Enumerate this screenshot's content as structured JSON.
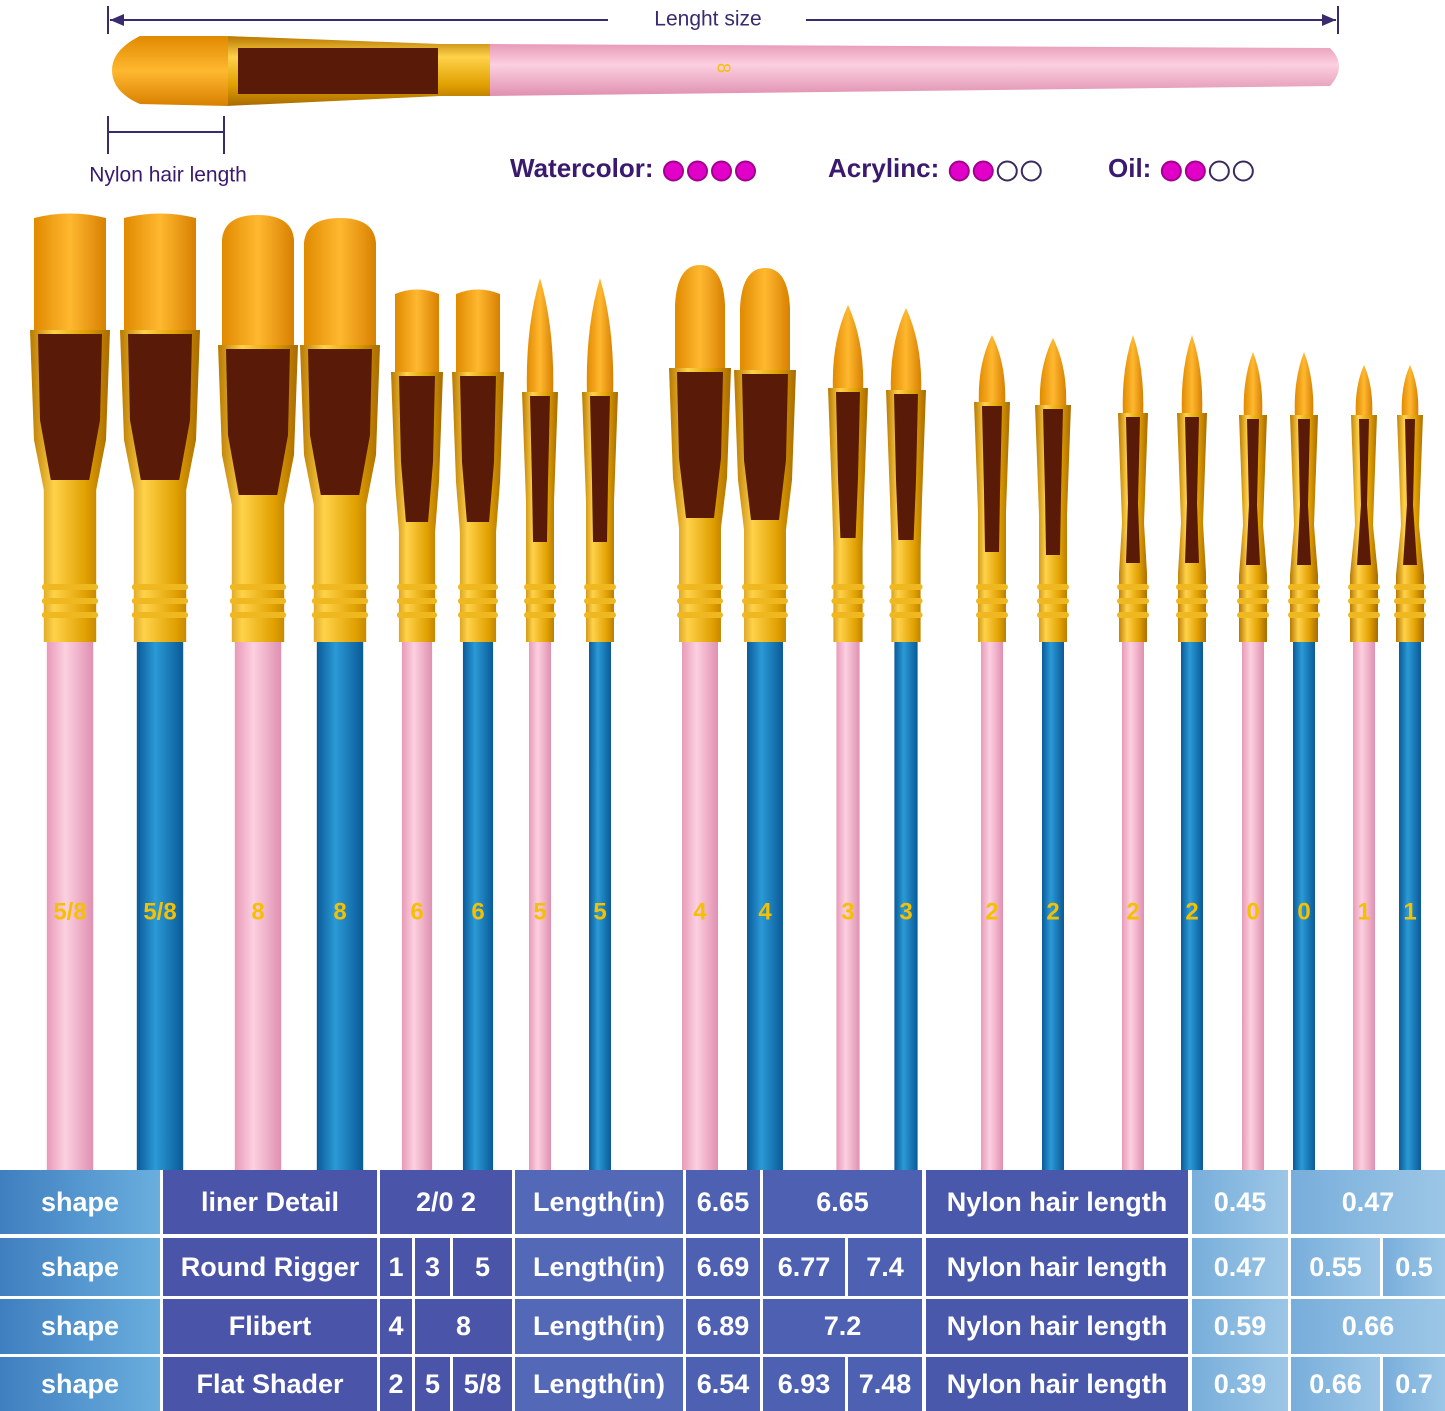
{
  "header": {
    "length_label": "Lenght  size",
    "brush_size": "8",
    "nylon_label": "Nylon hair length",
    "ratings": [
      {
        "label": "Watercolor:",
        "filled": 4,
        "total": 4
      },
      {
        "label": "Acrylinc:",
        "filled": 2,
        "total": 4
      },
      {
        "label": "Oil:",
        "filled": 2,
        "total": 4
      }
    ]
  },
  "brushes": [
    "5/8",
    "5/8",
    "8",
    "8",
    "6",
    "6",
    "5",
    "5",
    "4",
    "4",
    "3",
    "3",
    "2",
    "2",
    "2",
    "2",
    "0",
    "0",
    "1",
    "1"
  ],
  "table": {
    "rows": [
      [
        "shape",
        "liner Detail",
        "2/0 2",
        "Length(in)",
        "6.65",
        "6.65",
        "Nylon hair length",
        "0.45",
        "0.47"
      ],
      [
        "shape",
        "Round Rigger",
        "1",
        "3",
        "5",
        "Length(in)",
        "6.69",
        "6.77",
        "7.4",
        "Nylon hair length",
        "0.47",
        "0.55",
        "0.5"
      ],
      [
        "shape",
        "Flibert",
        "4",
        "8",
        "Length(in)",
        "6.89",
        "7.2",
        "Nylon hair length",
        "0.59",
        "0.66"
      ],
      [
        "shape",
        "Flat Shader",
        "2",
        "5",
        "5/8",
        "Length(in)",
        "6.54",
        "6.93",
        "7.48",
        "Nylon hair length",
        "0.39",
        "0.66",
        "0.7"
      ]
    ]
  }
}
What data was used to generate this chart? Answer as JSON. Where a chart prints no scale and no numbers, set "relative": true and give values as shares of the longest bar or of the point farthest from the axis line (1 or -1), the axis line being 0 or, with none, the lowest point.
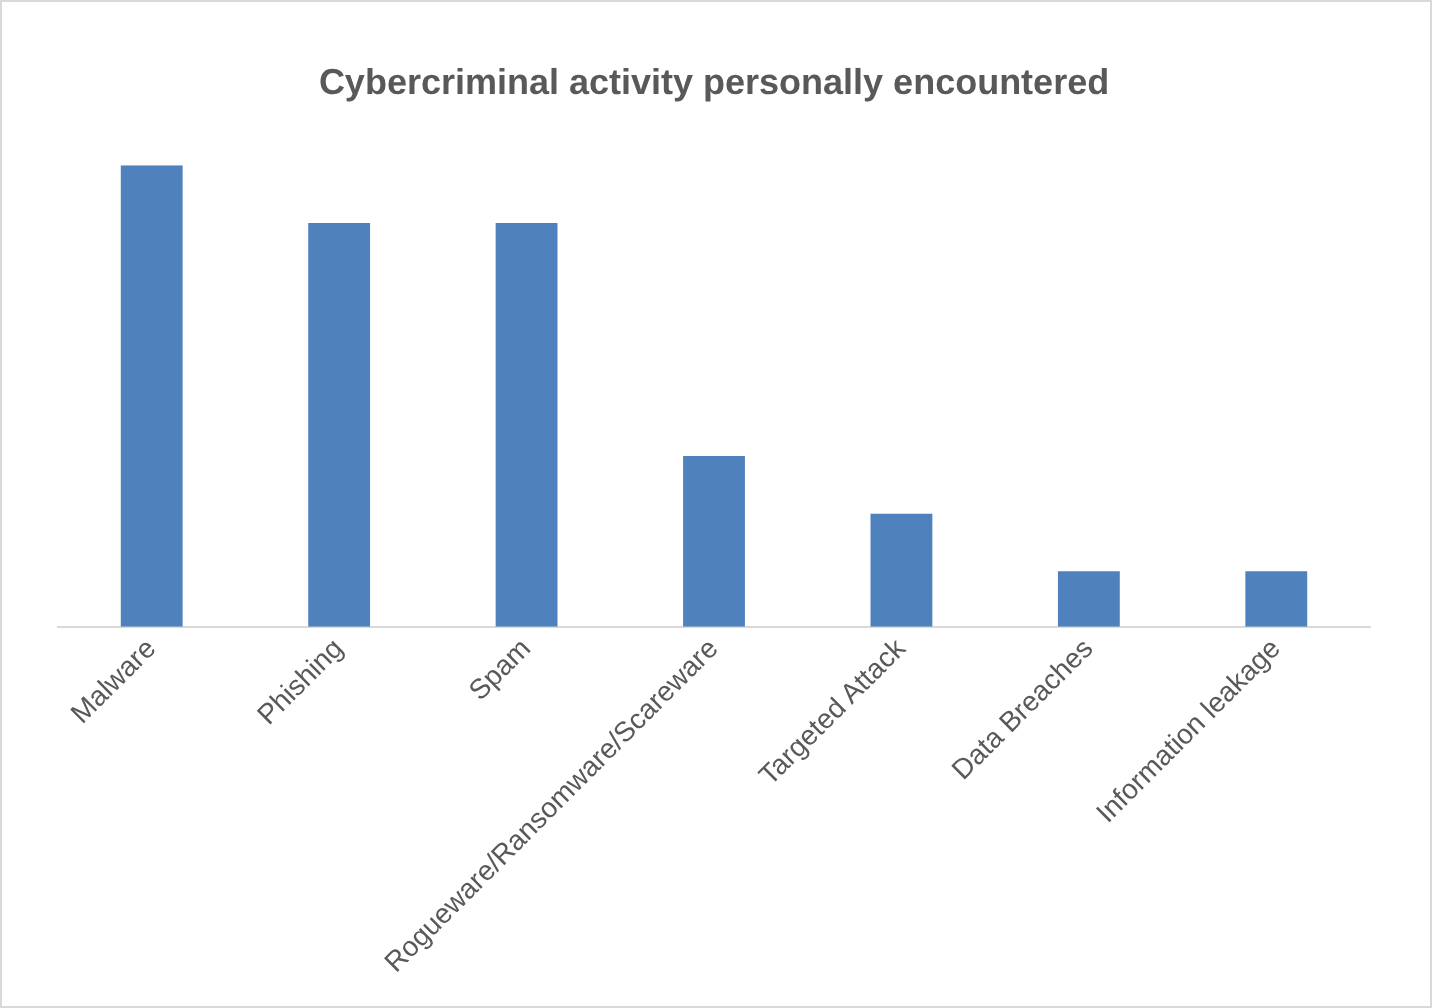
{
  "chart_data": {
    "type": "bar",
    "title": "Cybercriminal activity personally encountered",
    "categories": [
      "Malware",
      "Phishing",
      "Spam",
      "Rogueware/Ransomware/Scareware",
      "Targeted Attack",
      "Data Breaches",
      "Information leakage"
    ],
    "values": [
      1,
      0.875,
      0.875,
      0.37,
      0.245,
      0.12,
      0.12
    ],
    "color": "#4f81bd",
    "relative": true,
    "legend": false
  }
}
────────────────────────────────────────
Write out the entries above word for word. Do not include the pictures.

Enumerate this screenshot's content as structured JSON.
{
  "header": {
    "length_label": "Lenght  size",
    "brush_size": "8",
    "nylon_label": "Nylon hair length",
    "ratings": [
      {
        "label": "Watercolor:",
        "filled": 4,
        "total": 4
      },
      {
        "label": "Acrylinc:",
        "filled": 2,
        "total": 4
      },
      {
        "label": "Oil:",
        "filled": 2,
        "total": 4
      }
    ]
  },
  "brushes": [
    "5/8",
    "5/8",
    "8",
    "8",
    "6",
    "6",
    "5",
    "5",
    "4",
    "4",
    "3",
    "3",
    "2",
    "2",
    "2",
    "2",
    "0",
    "0",
    "1",
    "1"
  ],
  "table": {
    "rows": [
      [
        "shape",
        "liner Detail",
        "2/0 2",
        "Length(in)",
        "6.65",
        "6.65",
        "Nylon hair length",
        "0.45",
        "0.47"
      ],
      [
        "shape",
        "Round Rigger",
        "1",
        "3",
        "5",
        "Length(in)",
        "6.69",
        "6.77",
        "7.4",
        "Nylon hair length",
        "0.47",
        "0.55",
        "0.5"
      ],
      [
        "shape",
        "Flibert",
        "4",
        "8",
        "Length(in)",
        "6.89",
        "7.2",
        "Nylon hair length",
        "0.59",
        "0.66"
      ],
      [
        "shape",
        "Flat Shader",
        "2",
        "5",
        "5/8",
        "Length(in)",
        "6.54",
        "6.93",
        "7.48",
        "Nylon hair length",
        "0.39",
        "0.66",
        "0.7"
      ]
    ]
  }
}
What data was used to generate this chart? Answer as JSON. Where a chart prints no scale and no numbers, set "relative": true and give values as shares of the longest bar or of the point farthest from the axis line (1 or -1), the axis line being 0 or, with none, the lowest point.
{
  "chart_data": {
    "type": "bar",
    "title": "Cybercriminal activity personally encountered",
    "categories": [
      "Malware",
      "Phishing",
      "Spam",
      "Rogueware/Ransomware/Scareware",
      "Targeted Attack",
      "Data Breaches",
      "Information leakage"
    ],
    "values": [
      1,
      0.875,
      0.875,
      0.37,
      0.245,
      0.12,
      0.12
    ],
    "color": "#4f81bd",
    "relative": true,
    "legend": false
  }
}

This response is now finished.